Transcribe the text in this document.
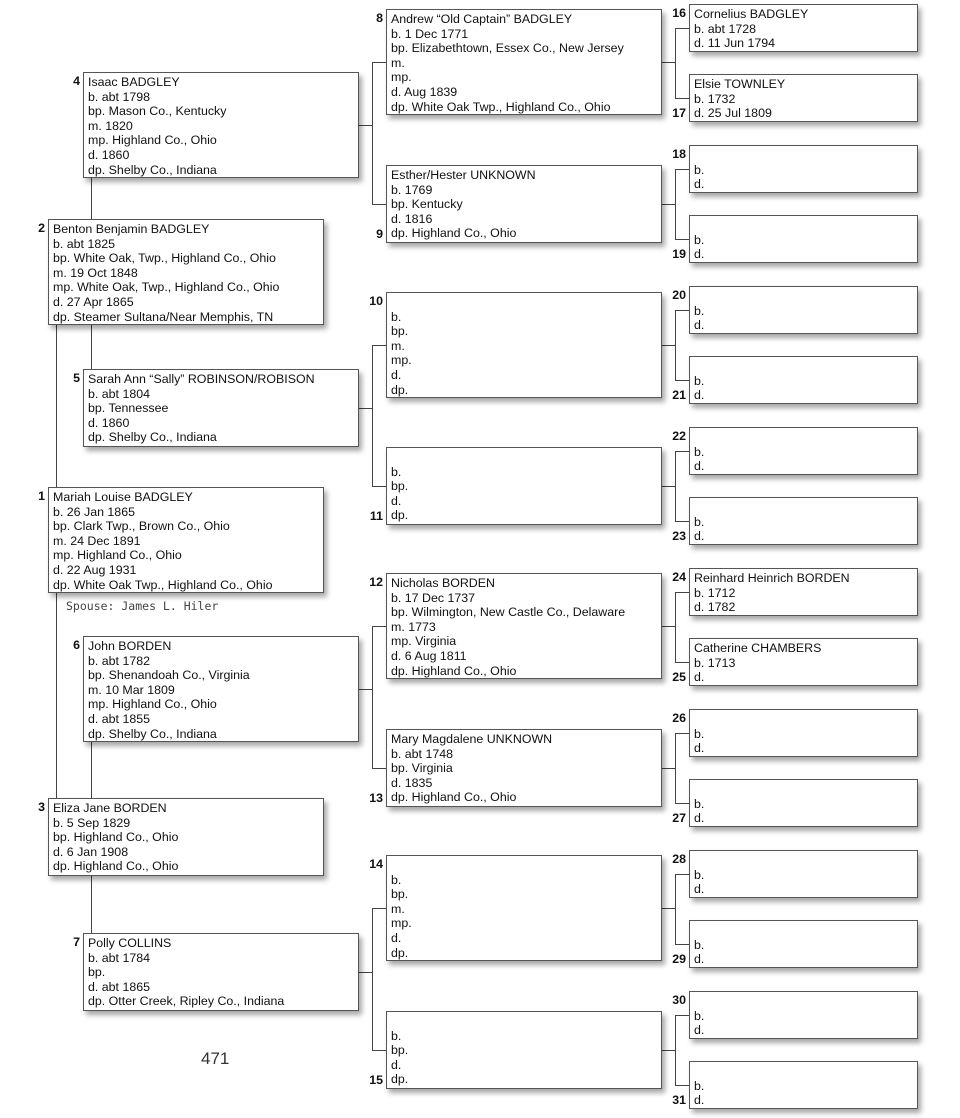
Mariah Louise BADGLEY
b. 26 Jan 1865
bp. Clark Twp., Brown Co., Ohio
m. 24 Dec 1891
mp. Highland Co., Ohio
d. 22 Aug 1931
dp. White Oak Twp., Highland Co., Ohio
1
Benton Benjamin BADGLEY
b. abt 1825
bp. White Oak, Twp., Highland Co., Ohio
m. 19 Oct 1848
mp. White Oak, Twp., Highland Co., Ohio
d. 27 Apr 1865
dp. Steamer Sultana/Near Memphis, TN
2
Eliza Jane BORDEN
b. 5 Sep 1829
bp. Highland Co., Ohio
d. 6 Jan 1908
dp. Highland Co., Ohio
3
Isaac BADGLEY
b. abt 1798
bp. Mason Co., Kentucky
m. 1820
mp. Highland Co., Ohio
d. 1860
dp. Shelby Co., Indiana
4
Sarah Ann “Sally” ROBINSON/ROBISON
b. abt 1804
bp. Tennessee
d. 1860
dp. Shelby Co., Indiana
5
John BORDEN
b. abt 1782
bp. Shenandoah Co., Virginia
m. 10 Mar 1809
mp. Highland Co., Ohio
d. abt 1855
dp. Shelby Co., Indiana
6
Polly COLLINS
b. abt 1784
bp.
d. abt 1865
dp. Otter Creek, Ripley Co., Indiana
7
Andrew “Old Captain” BADGLEY
b. 1 Dec 1771
bp. Elizabethtown, Essex Co., New Jersey
m.
mp.
d. Aug 1839
dp. White Oak Twp., Highland Co., Ohio
8
Esther/Hester UNKNOWN
b. 1769
bp. Kentucky
d. 1816
dp. Highland Co., Ohio
9

b.
bp.
m.
mp.
d.
dp.
10

b.
bp.
d.
dp.
11
Nicholas BORDEN
b. 17 Dec 1737
bp. Wilmington, New Castle Co., Delaware
m. 1773
mp. Virginia
d. 6 Aug 1811
dp. Highland Co., Ohio
12
Mary Magdalene UNKNOWN
b. abt 1748
bp. Virginia
d. 1835
dp. Highland Co., Ohio
13

b.
bp.
m.
mp.
d.
dp.
14

b.
bp.
d.
dp.
15
Cornelius BADGLEY
b. abt 1728
d. 11 Jun 1794
16
Elsie TOWNLEY
b. 1732
d. 25 Jul 1809
17

b.
d.
18

b.
d.
19

b.
d.
20

b.
d.
21

b.
d.
22

b.
d.
23
Reinhard Heinrich BORDEN
b. 1712
d. 1782
24
Catherine CHAMBERS
b. 1713
d.
25

b.
d.
26

b.
d.
27

b.
d.
28

b.
d.
29

b.
d.
30

b.
d.
31
Spouse: James L. Hiler
471
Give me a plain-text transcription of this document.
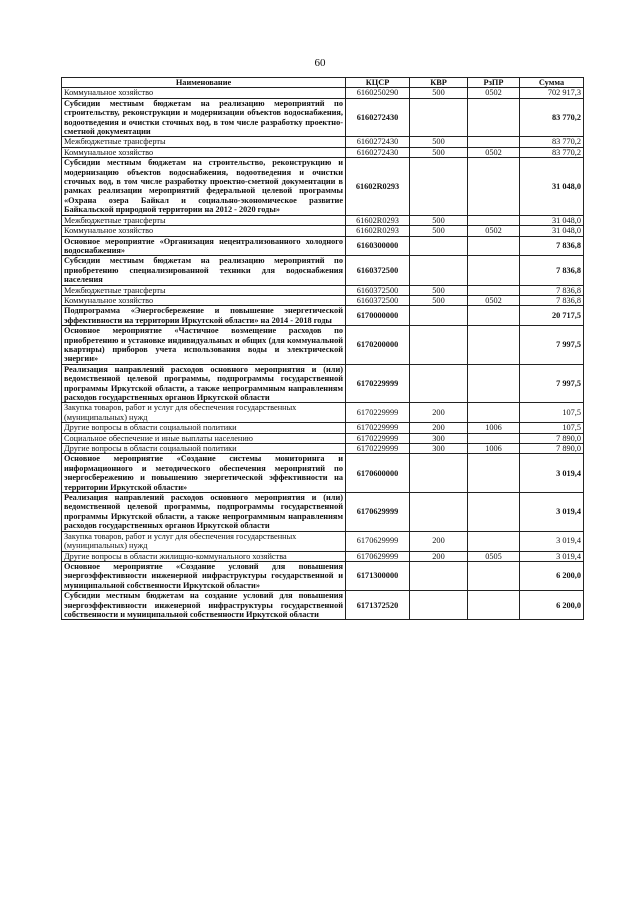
60
Наименование	КЦСР	КВР	РзПР	Сумма
Коммунальное хозяйство	6160250290	500	0502	702 917,3
Субсидии местным бюджетам на реализацию мероприятий по строительству, реконструкции и модернизации объектов водоснабжения, водоотведения и очистки сточных вод, в том числе разработку проектно-сметной документации	6160272430			83 770,2
Межбюджетные трансферты	6160272430	500		83 770,2
Коммунальное хозяйство	6160272430	500	0502	83 770,2
Субсидии местным бюджетам на строительство, реконструкцию и модернизацию объектов водоснабжения, водоотведения и очистки сточных вод, в том числе разработку проектно-сметной документации в рамках реализации мероприятий федеральной целевой программы «Охрана озера Байкал и социально-экономическое развитие Байкальской природной территории на 2012 - 2020 годы»	61602R0293			31 048,0
Межбюджетные трансферты	61602R0293	500		31 048,0
Коммунальное хозяйство	61602R0293	500	0502	31 048,0
Основное мероприятие «Организация нецентрализованного холодного водоснабжения»	6160300000			7 836,8
Субсидии местным бюджетам на реализацию мероприятий по приобретению специализированной техники для водоснабжения населения	6160372500			7 836,8
Межбюджетные трансферты	6160372500	500		7 836,8
Коммунальное хозяйство	6160372500	500	0502	7 836,8
Подпрограмма «Энергосбережение и повышение энергетической эффективности на территории Иркутской области» на 2014 - 2018 годы	6170000000			20 717,5
Основное мероприятие «Частичное возмещение расходов по приобретению и установке индивидуальных и общих (для коммунальной квартиры) приборов учета использования воды и электрической энергии»	6170200000			7 997,5
Реализация направлений расходов основного мероприятия и (или) ведомственной целевой программы, подпрограммы государственной программы Иркутской области, а также непрограммным направлениям расходов государственных органов Иркутской области	6170229999			7 997,5
Закупка товаров, работ и услуг для обеспечения государственных (муниципальных) нужд	6170229999	200		107,5
Другие вопросы в области социальной политики	6170229999	200	1006	107,5
Социальное обеспечение и иные выплаты населению	6170229999	300		7 890,0
Другие вопросы в области социальной политики	6170229999	300	1006	7 890,0
Основное мероприятие «Создание системы мониторинга и информационного и методического обеспечения мероприятий по энергосбережению и повышению энергетической эффективности на территории Иркутской области»	6170600000			3 019,4
Реализация направлений расходов основного мероприятия и (или) ведомственной целевой программы, подпрограммы государственной программы Иркутской области, а также непрограммным направлениям расходов государственных органов Иркутской области	6170629999			3 019,4
Закупка товаров, работ и услуг для обеспечения государственных (муниципальных) нужд	6170629999	200		3 019,4
Другие вопросы в области жилищно-коммунального хозяйства	6170629999	200	0505	3 019,4
Основное мероприятие «Создание условий для повышения энергоэффективности инженерной инфраструктуры государственной и муниципальной собственности Иркутской области»	6171300000			6 200,0
Субсидии местным бюджетам на создание условий для повышения энергоэффективности инженерной инфраструктуры государственной собственности и муниципальной собственности Иркутской области	6171372520			6 200,0
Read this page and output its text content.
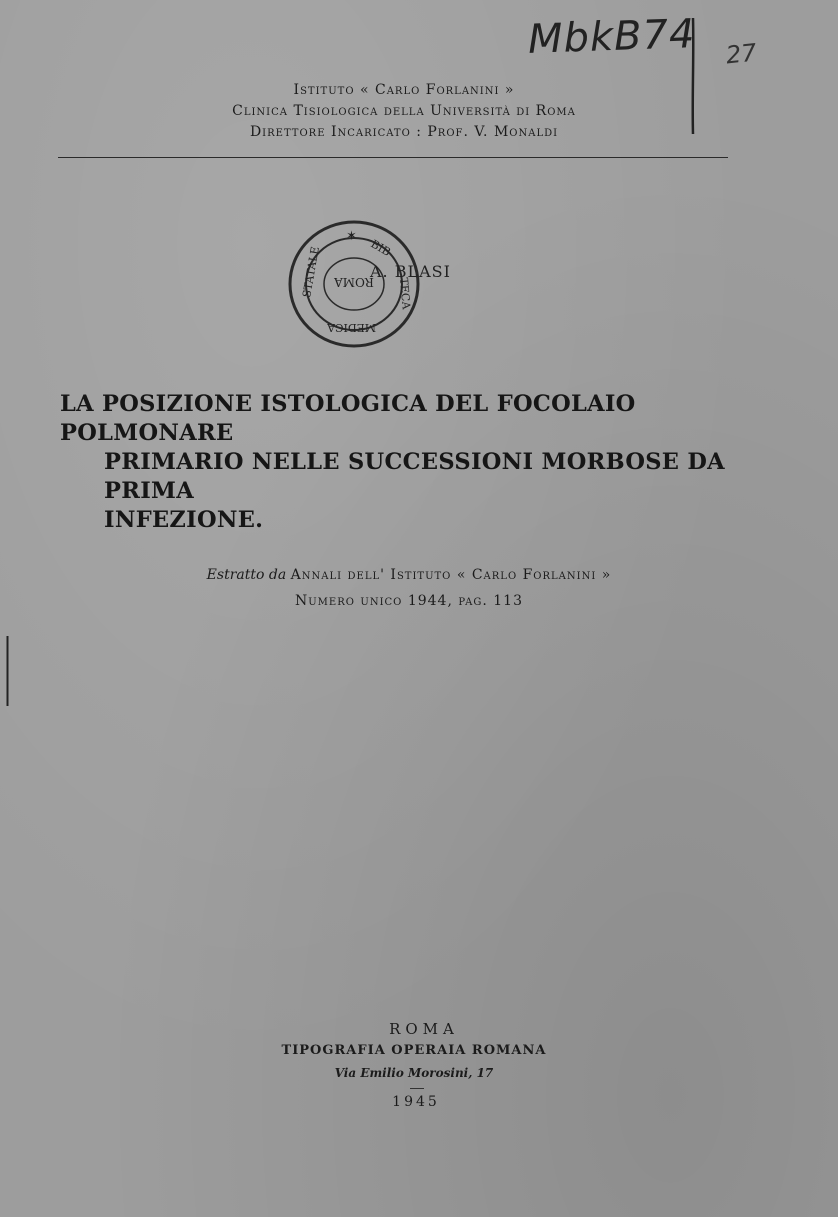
MbkB74 27
Istituto « Carlo Forlanini »
Clinica Tisiologica della Università di Roma
Direttore Incaricato : Prof. V. Monaldi
ROMA
✶
BIB
TECA
STATALE
MEDICA
A. BLASI
LA POSIZIONE ISTOLOGICA DEL FOCOLAIO POLMONARE
PRIMARIO NELLE SUCCESSIONI MORBOSE DA PRIMA
INFEZIONE.
Estratto da Annali dell' Istituto « Carlo Forlanini »
Numero unico 1944, pag. 113
ROMA
TIPOGRAFIA OPERAIA ROMANA
Via Emilio Morosini, 17
1945
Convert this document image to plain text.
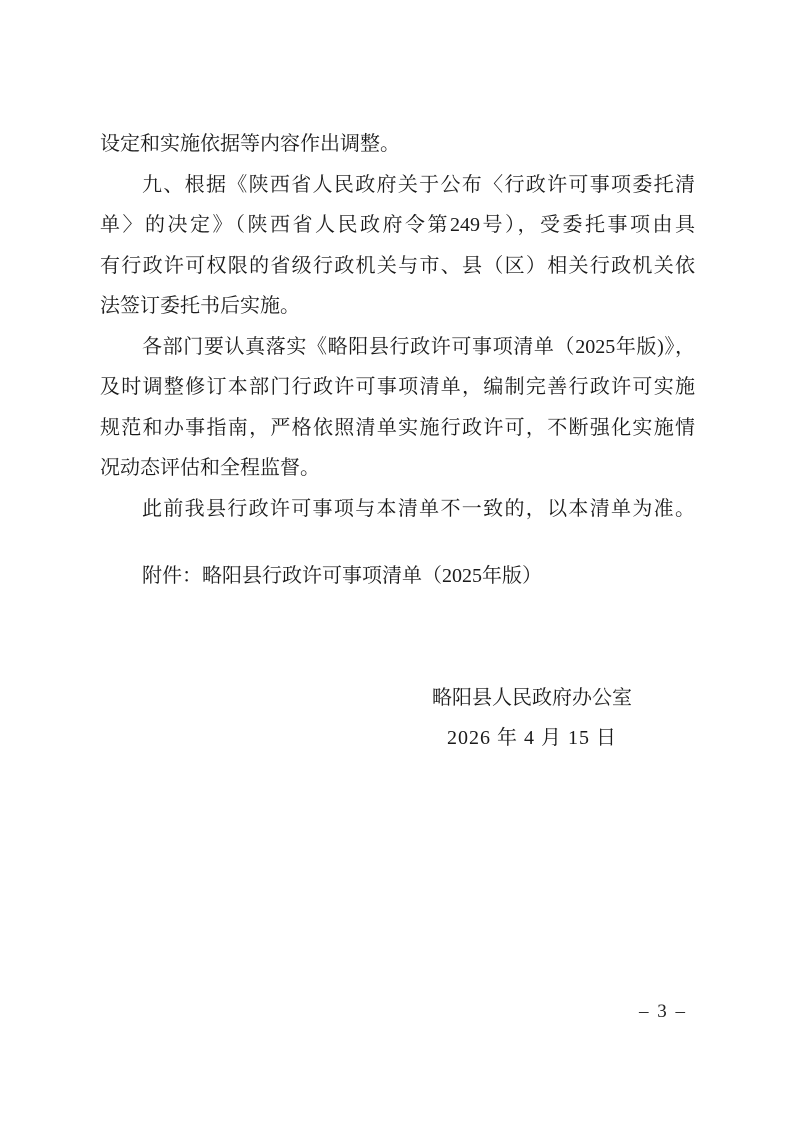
设定和实施依据等内容作出调整。
九、根据《陕西省人民政府关于公布〈行政许可事项委托清
单〉的决定》（陕西省人民政府令第249号），受委托事项由具
有行政许可权限的省级行政机关与市、县（区）相关行政机关依
法签订委托书后实施。
各部门要认真落实《略阳县行政许可事项清单（2025年版)》，
及时调整修订本部门行政许可事项清单，编制完善行政许可实施
规范和办事指南，严格依照清单实施行政许可，不断强化实施情
况动态评估和全程监督。
此前我县行政许可事项与本清单不一致的，以本清单为准。
附件：略阳县行政许可事项清单（2025年版）
略阳县人民政府办公室
2026 年 4 月 15 日
– 3 –
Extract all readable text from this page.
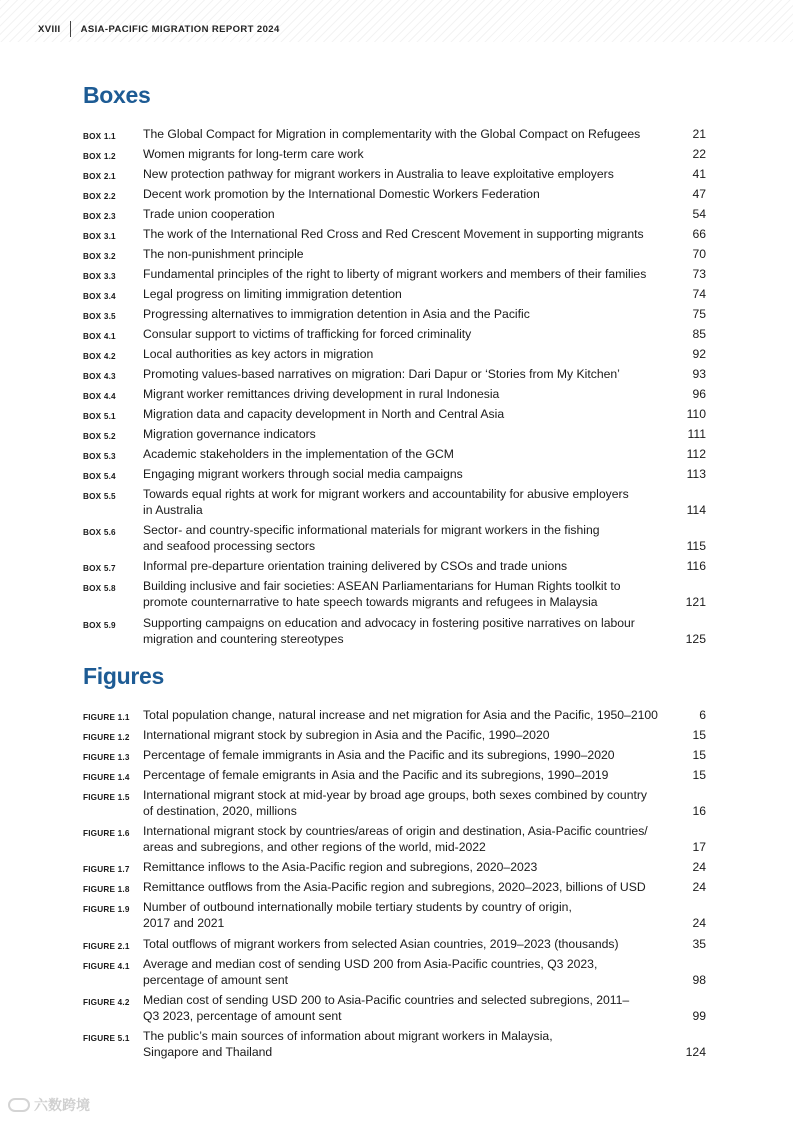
XVIII ASIA-PACIFIC MIGRATION REPORT 2024
Boxes
BOX 1.1	The Global Compact for Migration in complementarity with the Global Compact on Refugees	21
BOX 1.2	Women migrants for long-term care work	22
BOX 2.1	New protection pathway for migrant workers in Australia to leave exploitative employers	41
BOX 2.2	Decent work promotion by the International Domestic Workers Federation	47
BOX 2.3	Trade union cooperation	54
BOX 3.1	The work of the International Red Cross and Red Crescent Movement in supporting migrants	66
BOX 3.2	The non-punishment principle	70
BOX 3.3	Fundamental principles of the right to liberty of migrant workers and members of their families	73
BOX 3.4	Legal progress on limiting immigration detention	74
BOX 3.5	Progressing alternatives to immigration detention in Asia and the Pacific	75
BOX 4.1	Consular support to victims of trafficking for forced criminality	85
BOX 4.2	Local authorities as key actors in migration	92
BOX 4.3	Promoting values-based narratives on migration: Dari Dapur or ‘Stories from My Kitchen’	93
BOX 4.4	Migrant worker remittances driving development in rural Indonesia	96
BOX 5.1	Migration data and capacity development in North and Central Asia	110
BOX 5.2	Migration governance indicators	111
BOX 5.3	Academic stakeholders in the implementation of the GCM	112
BOX 5.4	Engaging migrant workers through social media campaigns	113
BOX 5.5	Towards equal rights at work for migrant workers and accountability for abusive employers
in Australia	114
BOX 5.6	Sector- and country-specific informational materials for migrant workers in the fishing
and seafood processing sectors	115
BOX 5.7	Informal pre-departure orientation training delivered by CSOs and trade unions	116
BOX 5.8	Building inclusive and fair societies: ASEAN Parliamentarians for Human Rights toolkit to
promote counternarrative to hate speech towards migrants and refugees in Malaysia	121
BOX 5.9	Supporting campaigns on education and advocacy in fostering positive narratives on labour
migration and countering stereotypes	125
Figures
FIGURE 1.1	Total population change, natural increase and net migration for Asia and the Pacific, 1950–2100	6
FIGURE 1.2	International migrant stock by subregion in Asia and the Pacific, 1990–2020	15
FIGURE 1.3	Percentage of female immigrants in Asia and the Pacific and its subregions, 1990–2020	15
FIGURE 1.4	Percentage of female emigrants in Asia and the Pacific and its subregions, 1990–2019	15
FIGURE 1.5	International migrant stock at mid-year by broad age groups, both sexes combined by country
of destination, 2020, millions	16
FIGURE 1.6	International migrant stock by countries/areas of origin and destination, Asia-Pacific countries/
areas and subregions, and other regions of the world, mid-2022	17
FIGURE 1.7	Remittance inflows to the Asia-Pacific region and subregions, 2020–2023	24
FIGURE 1.8	Remittance outflows from the Asia-Pacific region and subregions, 2020–2023, billions of USD	24
FIGURE 1.9	Number of outbound internationally mobile tertiary students by country of origin,
2017 and 2021	24
FIGURE 2.1	Total outflows of migrant workers from selected Asian countries, 2019–2023 (thousands)	35
FIGURE 4.1	Average and median cost of sending USD 200 from Asia-Pacific countries, Q3 2023,
percentage of amount sent	98
FIGURE 4.2	Median cost of sending USD 200 to Asia-Pacific countries and selected subregions, 2011–
Q3 2023, percentage of amount sent	99
FIGURE 5.1	The public’s main sources of information about migrant workers in Malaysia,
Singapore and Thailand	124
六数跨境
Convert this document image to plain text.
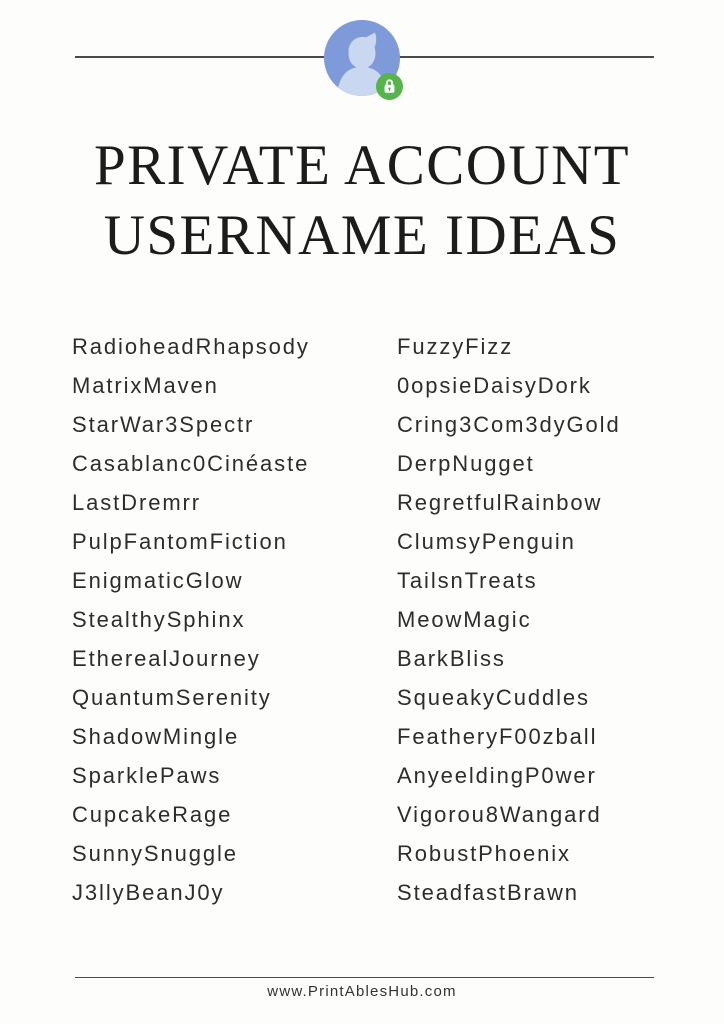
PRIVATE ACCOUNT
USERNAME IDEAS
RadioheadRhapsody
MatrixMaven
StarWar3Spectr
Casablanc0Cinéaste
LastDremrr
PulpFantomFiction
EnigmaticGlow
StealthySphinx
EtherealJourney
QuantumSerenity
ShadowMingle
SparklePaws
CupcakeRage
SunnySnuggle
J3llyBeanJ0y
FuzzyFizz
0opsieDaisyDork
Cring3Com3dyGold
DerpNugget
RegretfulRainbow
ClumsyPenguin
TailsnTreats
MeowMagic
BarkBliss
SqueakyCuddles
FeatheryF00zball
AnyeeldingP0wer
Vigorou8Wangard
RobustPhoenix
SteadfastBrawn
www.PrintAblesHub.com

———

### Goal of the exercise
Lines holding the word "социальной" in the entries above are the ones to pull out. Copy them all.

### Finished answer
Другие вопросы в области социальной политики	6170229999	200	1006	107,5
Другие вопросы в области социальной политики	6170229999	300	1006	7 890,0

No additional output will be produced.